Aim of the task ▸ Return the listing below word for word.

Records excerpted from a collection:

## start

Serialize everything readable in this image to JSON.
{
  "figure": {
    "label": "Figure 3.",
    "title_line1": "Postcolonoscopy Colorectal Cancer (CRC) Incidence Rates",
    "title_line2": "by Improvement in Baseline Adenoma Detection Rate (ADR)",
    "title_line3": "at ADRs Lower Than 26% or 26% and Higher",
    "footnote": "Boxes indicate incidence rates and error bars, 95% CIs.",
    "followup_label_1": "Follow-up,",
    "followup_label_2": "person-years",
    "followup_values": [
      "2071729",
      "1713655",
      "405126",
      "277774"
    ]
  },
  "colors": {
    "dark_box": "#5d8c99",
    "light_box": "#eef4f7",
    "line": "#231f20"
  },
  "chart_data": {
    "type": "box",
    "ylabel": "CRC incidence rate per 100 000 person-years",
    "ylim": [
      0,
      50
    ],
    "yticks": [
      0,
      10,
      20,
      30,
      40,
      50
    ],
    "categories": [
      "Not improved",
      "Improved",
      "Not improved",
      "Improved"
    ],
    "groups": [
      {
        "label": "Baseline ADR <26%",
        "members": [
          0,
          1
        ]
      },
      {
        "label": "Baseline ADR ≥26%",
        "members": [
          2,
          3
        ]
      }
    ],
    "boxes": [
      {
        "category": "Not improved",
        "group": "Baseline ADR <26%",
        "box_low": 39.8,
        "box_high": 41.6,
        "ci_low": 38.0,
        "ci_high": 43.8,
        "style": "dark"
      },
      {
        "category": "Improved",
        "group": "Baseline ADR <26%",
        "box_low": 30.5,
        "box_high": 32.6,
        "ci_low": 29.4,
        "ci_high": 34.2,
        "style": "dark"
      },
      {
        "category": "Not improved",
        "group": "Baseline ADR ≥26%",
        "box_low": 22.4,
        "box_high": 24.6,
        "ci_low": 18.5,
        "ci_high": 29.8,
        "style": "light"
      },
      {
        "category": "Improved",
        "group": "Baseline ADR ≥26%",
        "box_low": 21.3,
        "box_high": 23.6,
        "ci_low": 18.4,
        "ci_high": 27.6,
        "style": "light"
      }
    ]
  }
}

## end

Exercise solution ▸
Serialize everything readable in this image to JSON.
{
  "figure": {
    "label": "Figure 3.",
    "title_line1": "Postcolonoscopy Colorectal Cancer (CRC) Incidence Rates",
    "title_line2": "by Improvement in Baseline Adenoma Detection Rate (ADR)",
    "title_line3": "at ADRs Lower Than 26% or 26% and Higher",
    "footnote": "Boxes indicate incidence rates and error bars, 95% CIs.",
    "followup_label_1": "Follow-up,",
    "followup_label_2": "person-years",
    "followup_values": [
      "2071729",
      "1713655",
      "405126",
      "277774"
    ]
  },
  "colors": {
    "dark_box": "#5d8c99",
    "light_box": "#eef4f7",
    "line": "#231f20"
  },
  "chart_data": {
    "type": "box",
    "ylabel": "CRC incidence rate per 100 000 person-years",
    "ylim": [
      0,
      50
    ],
    "yticks": [
      0,
      10,
      20,
      30,
      40,
      50
    ],
    "categories": [
      "Not improved",
      "Improved",
      "Not improved",
      "Improved"
    ],
    "groups": [
      {
        "label": "Baseline ADR <26%",
        "members": [
          0,
          1
        ]
      },
      {
        "label": "Baseline ADR ≥26%",
        "members": [
          2,
          3
        ]
      }
    ],
    "boxes": [
      {
        "category": "Not improved",
        "group": "Baseline ADR <26%",
        "box_low": 39.8,
        "box_high": 41.6,
        "ci_low": 38.0,
        "ci_high": 43.8,
        "style": "dark"
      },
      {
        "category": "Improved",
        "group": "Baseline ADR <26%",
        "box_low": 30.5,
        "box_high": 32.6,
        "ci_low": 29.4,
        "ci_high": 34.2,
        "style": "dark"
      },
      {
        "category": "Not improved",
        "group": "Baseline ADR ≥26%",
        "box_low": 22.4,
        "box_high": 24.6,
        "ci_low": 18.5,
        "ci_high": 29.8,
        "style": "light"
      },
      {
        "category": "Improved",
        "group": "Baseline ADR ≥26%",
        "box_low": 21.3,
        "box_high": 23.6,
        "ci_low": 18.4,
        "ci_high": 27.6,
        "style": "light"
      }
    ]
  }
}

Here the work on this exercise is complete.